-- start of RECORDS TO USE --
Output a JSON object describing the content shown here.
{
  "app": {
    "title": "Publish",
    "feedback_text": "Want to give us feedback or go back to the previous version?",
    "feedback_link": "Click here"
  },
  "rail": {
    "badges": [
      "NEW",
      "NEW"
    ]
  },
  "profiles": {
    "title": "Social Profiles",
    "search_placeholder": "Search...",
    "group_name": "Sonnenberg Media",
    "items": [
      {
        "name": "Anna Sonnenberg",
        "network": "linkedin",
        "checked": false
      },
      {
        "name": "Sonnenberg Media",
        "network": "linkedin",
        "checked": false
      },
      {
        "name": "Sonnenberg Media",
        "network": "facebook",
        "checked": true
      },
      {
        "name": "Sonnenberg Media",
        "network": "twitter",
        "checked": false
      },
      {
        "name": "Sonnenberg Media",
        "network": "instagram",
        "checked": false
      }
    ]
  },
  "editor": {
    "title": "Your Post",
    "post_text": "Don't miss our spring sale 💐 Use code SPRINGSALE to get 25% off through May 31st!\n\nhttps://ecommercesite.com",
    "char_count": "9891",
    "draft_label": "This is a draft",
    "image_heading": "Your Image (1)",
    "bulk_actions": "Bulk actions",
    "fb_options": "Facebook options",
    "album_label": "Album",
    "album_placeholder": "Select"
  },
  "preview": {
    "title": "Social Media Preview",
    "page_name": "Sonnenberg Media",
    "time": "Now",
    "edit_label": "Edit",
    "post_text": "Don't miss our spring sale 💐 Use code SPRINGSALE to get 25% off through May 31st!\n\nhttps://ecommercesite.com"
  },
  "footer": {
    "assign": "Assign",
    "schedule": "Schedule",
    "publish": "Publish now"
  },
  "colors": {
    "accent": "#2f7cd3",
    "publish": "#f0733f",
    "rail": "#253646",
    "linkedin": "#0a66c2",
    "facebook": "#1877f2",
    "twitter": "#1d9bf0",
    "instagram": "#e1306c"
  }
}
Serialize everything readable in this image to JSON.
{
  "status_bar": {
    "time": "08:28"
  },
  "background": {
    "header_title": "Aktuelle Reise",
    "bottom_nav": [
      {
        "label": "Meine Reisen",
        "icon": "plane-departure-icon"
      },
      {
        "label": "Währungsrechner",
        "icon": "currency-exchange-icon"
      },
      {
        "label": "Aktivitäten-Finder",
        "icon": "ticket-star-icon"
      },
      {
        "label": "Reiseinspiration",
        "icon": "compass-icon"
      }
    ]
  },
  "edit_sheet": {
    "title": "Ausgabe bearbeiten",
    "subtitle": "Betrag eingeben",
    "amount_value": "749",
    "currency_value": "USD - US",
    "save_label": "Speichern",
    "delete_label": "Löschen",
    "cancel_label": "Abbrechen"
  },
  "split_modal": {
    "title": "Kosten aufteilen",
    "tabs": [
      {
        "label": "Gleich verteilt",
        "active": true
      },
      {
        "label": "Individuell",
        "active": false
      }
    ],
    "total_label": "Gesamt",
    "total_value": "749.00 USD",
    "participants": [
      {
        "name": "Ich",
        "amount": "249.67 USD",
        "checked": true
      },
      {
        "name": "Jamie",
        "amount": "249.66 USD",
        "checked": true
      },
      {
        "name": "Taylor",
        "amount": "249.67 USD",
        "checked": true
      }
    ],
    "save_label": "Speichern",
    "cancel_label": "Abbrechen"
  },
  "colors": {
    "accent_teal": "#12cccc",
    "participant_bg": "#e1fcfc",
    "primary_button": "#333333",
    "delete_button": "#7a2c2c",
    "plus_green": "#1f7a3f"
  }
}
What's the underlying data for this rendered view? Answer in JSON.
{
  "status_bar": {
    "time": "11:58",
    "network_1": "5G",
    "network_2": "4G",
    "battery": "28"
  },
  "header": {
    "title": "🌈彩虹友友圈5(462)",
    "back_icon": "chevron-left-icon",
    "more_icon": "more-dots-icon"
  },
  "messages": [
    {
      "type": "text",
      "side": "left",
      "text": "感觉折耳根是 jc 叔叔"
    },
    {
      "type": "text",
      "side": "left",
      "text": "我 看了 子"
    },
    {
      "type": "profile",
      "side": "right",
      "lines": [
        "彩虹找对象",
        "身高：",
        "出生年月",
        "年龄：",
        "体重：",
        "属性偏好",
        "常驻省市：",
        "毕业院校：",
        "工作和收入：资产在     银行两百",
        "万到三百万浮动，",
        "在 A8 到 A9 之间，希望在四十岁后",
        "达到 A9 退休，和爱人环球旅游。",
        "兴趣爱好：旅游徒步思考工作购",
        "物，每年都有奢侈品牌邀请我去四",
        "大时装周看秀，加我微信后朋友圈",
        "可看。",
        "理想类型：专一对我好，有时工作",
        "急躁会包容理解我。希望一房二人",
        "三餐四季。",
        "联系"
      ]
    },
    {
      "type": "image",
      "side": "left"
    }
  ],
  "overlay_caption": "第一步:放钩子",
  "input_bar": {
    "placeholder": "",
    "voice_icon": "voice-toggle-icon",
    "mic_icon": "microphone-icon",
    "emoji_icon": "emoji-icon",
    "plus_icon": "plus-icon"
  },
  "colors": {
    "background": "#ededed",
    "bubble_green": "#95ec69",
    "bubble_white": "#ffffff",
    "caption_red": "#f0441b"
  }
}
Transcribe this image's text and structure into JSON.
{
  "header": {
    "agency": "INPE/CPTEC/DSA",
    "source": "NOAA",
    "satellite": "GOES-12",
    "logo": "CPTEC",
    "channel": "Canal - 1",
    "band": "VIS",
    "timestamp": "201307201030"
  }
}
-- end of RECORDS TO USE --
Find the line that contains "Transcribe this image's" in the listing above. Retype it and every line after it up to the last, exactly, and nothing else.

### RESULT OF THIS TASK
Transcribe this image's text and structure into JSON.
{
  "header": {
    "agency": "INPE/CPTEC/DSA",
    "source": "NOAA",
    "satellite": "GOES-12",
    "logo": "CPTEC",
    "channel": "Canal - 1",
    "band": "VIS",
    "timestamp": "201307201030"
  }
}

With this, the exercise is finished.